Required task
Go through the records and give each one again exactly.

═════ Source records ═════

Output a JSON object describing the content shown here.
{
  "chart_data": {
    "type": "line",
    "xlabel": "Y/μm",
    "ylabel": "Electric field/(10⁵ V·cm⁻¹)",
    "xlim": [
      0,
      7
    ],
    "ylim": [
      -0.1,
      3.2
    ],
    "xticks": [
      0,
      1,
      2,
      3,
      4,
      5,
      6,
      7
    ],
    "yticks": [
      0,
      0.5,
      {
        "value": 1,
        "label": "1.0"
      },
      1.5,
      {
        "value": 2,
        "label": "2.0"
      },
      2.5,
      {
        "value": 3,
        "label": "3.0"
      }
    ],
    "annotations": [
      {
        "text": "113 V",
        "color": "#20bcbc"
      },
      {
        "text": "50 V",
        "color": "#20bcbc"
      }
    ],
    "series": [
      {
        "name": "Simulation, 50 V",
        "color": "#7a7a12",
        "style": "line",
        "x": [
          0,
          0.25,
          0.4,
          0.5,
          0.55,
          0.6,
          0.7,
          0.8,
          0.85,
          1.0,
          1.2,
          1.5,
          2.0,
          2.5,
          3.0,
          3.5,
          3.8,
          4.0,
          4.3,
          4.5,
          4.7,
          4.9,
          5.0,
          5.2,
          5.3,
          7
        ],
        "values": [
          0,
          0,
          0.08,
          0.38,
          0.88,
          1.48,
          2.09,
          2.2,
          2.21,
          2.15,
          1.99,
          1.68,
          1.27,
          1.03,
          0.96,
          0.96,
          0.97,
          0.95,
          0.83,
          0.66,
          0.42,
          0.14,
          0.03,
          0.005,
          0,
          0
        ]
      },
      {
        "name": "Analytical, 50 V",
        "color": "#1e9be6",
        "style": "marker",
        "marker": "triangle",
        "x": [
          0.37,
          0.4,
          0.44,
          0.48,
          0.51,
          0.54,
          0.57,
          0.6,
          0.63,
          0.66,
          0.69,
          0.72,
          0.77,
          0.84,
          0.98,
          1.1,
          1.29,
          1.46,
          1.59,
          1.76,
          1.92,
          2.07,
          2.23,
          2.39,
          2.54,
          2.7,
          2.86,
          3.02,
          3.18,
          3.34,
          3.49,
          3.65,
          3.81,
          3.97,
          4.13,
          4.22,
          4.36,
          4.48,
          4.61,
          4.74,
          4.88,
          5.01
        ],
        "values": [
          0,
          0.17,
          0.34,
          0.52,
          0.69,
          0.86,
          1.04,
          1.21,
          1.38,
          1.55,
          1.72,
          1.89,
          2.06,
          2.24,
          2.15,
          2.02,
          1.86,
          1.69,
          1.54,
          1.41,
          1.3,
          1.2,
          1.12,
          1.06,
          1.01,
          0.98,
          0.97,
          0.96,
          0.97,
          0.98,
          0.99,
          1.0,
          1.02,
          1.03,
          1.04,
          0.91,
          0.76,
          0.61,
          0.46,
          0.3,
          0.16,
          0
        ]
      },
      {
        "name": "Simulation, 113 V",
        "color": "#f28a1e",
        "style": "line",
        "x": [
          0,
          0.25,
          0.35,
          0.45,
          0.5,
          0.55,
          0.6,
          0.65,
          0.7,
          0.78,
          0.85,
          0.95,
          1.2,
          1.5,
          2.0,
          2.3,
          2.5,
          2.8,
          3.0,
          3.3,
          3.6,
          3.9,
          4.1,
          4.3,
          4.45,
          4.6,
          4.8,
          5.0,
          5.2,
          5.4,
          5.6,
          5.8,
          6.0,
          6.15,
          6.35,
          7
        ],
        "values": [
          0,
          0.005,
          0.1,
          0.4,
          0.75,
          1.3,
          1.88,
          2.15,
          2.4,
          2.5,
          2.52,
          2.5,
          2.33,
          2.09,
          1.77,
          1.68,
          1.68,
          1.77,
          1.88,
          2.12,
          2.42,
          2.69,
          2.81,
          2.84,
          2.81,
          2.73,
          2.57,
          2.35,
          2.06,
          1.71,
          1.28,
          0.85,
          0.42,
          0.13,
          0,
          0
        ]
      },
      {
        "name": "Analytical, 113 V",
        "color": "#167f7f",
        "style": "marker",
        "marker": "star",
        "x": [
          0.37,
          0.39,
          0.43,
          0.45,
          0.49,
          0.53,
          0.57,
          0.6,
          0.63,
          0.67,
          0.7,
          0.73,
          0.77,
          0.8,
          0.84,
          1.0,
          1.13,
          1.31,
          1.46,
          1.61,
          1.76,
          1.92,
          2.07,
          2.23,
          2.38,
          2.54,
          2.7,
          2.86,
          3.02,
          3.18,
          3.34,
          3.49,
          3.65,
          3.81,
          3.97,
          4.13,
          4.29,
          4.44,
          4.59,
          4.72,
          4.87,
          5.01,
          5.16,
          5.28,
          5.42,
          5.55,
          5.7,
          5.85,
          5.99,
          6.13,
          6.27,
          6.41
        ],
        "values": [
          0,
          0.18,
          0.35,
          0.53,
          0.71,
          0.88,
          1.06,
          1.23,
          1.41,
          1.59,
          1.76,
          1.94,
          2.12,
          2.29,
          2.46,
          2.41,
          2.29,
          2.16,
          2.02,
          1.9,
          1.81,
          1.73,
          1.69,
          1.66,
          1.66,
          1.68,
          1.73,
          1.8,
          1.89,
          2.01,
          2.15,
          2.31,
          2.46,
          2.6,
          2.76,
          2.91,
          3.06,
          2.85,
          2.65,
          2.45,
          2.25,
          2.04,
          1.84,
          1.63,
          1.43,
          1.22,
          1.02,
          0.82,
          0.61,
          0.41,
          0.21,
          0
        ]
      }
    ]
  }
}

═════

Worked solution
Output a JSON object describing the content shown here.
{
  "chart_data": {
    "type": "line",
    "xlabel": "Y/μm",
    "ylabel": "Electric field/(10⁵ V·cm⁻¹)",
    "xlim": [
      0,
      7
    ],
    "ylim": [
      -0.1,
      3.2
    ],
    "xticks": [
      0,
      1,
      2,
      3,
      4,
      5,
      6,
      7
    ],
    "yticks": [
      0,
      0.5,
      {
        "value": 1,
        "label": "1.0"
      },
      1.5,
      {
        "value": 2,
        "label": "2.0"
      },
      2.5,
      {
        "value": 3,
        "label": "3.0"
      }
    ],
    "annotations": [
      {
        "text": "113 V",
        "color": "#20bcbc"
      },
      {
        "text": "50 V",
        "color": "#20bcbc"
      }
    ],
    "series": [
      {
        "name": "Simulation, 50 V",
        "color": "#7a7a12",
        "style": "line",
        "x": [
          0,
          0.25,
          0.4,
          0.5,
          0.55,
          0.6,
          0.7,
          0.8,
          0.85,
          1.0,
          1.2,
          1.5,
          2.0,
          2.5,
          3.0,
          3.5,
          3.8,
          4.0,
          4.3,
          4.5,
          4.7,
          4.9,
          5.0,
          5.2,
          5.3,
          7
        ],
        "values": [
          0,
          0,
          0.08,
          0.38,
          0.88,
          1.48,
          2.09,
          2.2,
          2.21,
          2.15,
          1.99,
          1.68,
          1.27,
          1.03,
          0.96,
          0.96,
          0.97,
          0.95,
          0.83,
          0.66,
          0.42,
          0.14,
          0.03,
          0.005,
          0,
          0
        ]
      },
      {
        "name": "Analytical, 50 V",
        "color": "#1e9be6",
        "style": "marker",
        "marker": "triangle",
        "x": [
          0.37,
          0.4,
          0.44,
          0.48,
          0.51,
          0.54,
          0.57,
          0.6,
          0.63,
          0.66,
          0.69,
          0.72,
          0.77,
          0.84,
          0.98,
          1.1,
          1.29,
          1.46,
          1.59,
          1.76,
          1.92,
          2.07,
          2.23,
          2.39,
          2.54,
          2.7,
          2.86,
          3.02,
          3.18,
          3.34,
          3.49,
          3.65,
          3.81,
          3.97,
          4.13,
          4.22,
          4.36,
          4.48,
          4.61,
          4.74,
          4.88,
          5.01
        ],
        "values": [
          0,
          0.17,
          0.34,
          0.52,
          0.69,
          0.86,
          1.04,
          1.21,
          1.38,
          1.55,
          1.72,
          1.89,
          2.06,
          2.24,
          2.15,
          2.02,
          1.86,
          1.69,
          1.54,
          1.41,
          1.3,
          1.2,
          1.12,
          1.06,
          1.01,
          0.98,
          0.97,
          0.96,
          0.97,
          0.98,
          0.99,
          1.0,
          1.02,
          1.03,
          1.04,
          0.91,
          0.76,
          0.61,
          0.46,
          0.3,
          0.16,
          0
        ]
      },
      {
        "name": "Simulation, 113 V",
        "color": "#f28a1e",
        "style": "line",
        "x": [
          0,
          0.25,
          0.35,
          0.45,
          0.5,
          0.55,
          0.6,
          0.65,
          0.7,
          0.78,
          0.85,
          0.95,
          1.2,
          1.5,
          2.0,
          2.3,
          2.5,
          2.8,
          3.0,
          3.3,
          3.6,
          3.9,
          4.1,
          4.3,
          4.45,
          4.6,
          4.8,
          5.0,
          5.2,
          5.4,
          5.6,
          5.8,
          6.0,
          6.15,
          6.35,
          7
        ],
        "values": [
          0,
          0.005,
          0.1,
          0.4,
          0.75,
          1.3,
          1.88,
          2.15,
          2.4,
          2.5,
          2.52,
          2.5,
          2.33,
          2.09,
          1.77,
          1.68,
          1.68,
          1.77,
          1.88,
          2.12,
          2.42,
          2.69,
          2.81,
          2.84,
          2.81,
          2.73,
          2.57,
          2.35,
          2.06,
          1.71,
          1.28,
          0.85,
          0.42,
          0.13,
          0,
          0
        ]
      },
      {
        "name": "Analytical, 113 V",
        "color": "#167f7f",
        "style": "marker",
        "marker": "star",
        "x": [
          0.37,
          0.39,
          0.43,
          0.45,
          0.49,
          0.53,
          0.57,
          0.6,
          0.63,
          0.67,
          0.7,
          0.73,
          0.77,
          0.8,
          0.84,
          1.0,
          1.13,
          1.31,
          1.46,
          1.61,
          1.76,
          1.92,
          2.07,
          2.23,
          2.38,
          2.54,
          2.7,
          2.86,
          3.02,
          3.18,
          3.34,
          3.49,
          3.65,
          3.81,
          3.97,
          4.13,
          4.29,
          4.44,
          4.59,
          4.72,
          4.87,
          5.01,
          5.16,
          5.28,
          5.42,
          5.55,
          5.7,
          5.85,
          5.99,
          6.13,
          6.27,
          6.41
        ],
        "values": [
          0,
          0.18,
          0.35,
          0.53,
          0.71,
          0.88,
          1.06,
          1.23,
          1.41,
          1.59,
          1.76,
          1.94,
          2.12,
          2.29,
          2.46,
          2.41,
          2.29,
          2.16,
          2.02,
          1.9,
          1.81,
          1.73,
          1.69,
          1.66,
          1.66,
          1.68,
          1.73,
          1.8,
          1.89,
          2.01,
          2.15,
          2.31,
          2.46,
          2.6,
          2.76,
          2.91,
          3.06,
          2.85,
          2.65,
          2.45,
          2.25,
          2.04,
          1.84,
          1.63,
          1.43,
          1.22,
          1.02,
          0.82,
          0.61,
          0.41,
          0.21,
          0
        ]
      }
    ]
  }
}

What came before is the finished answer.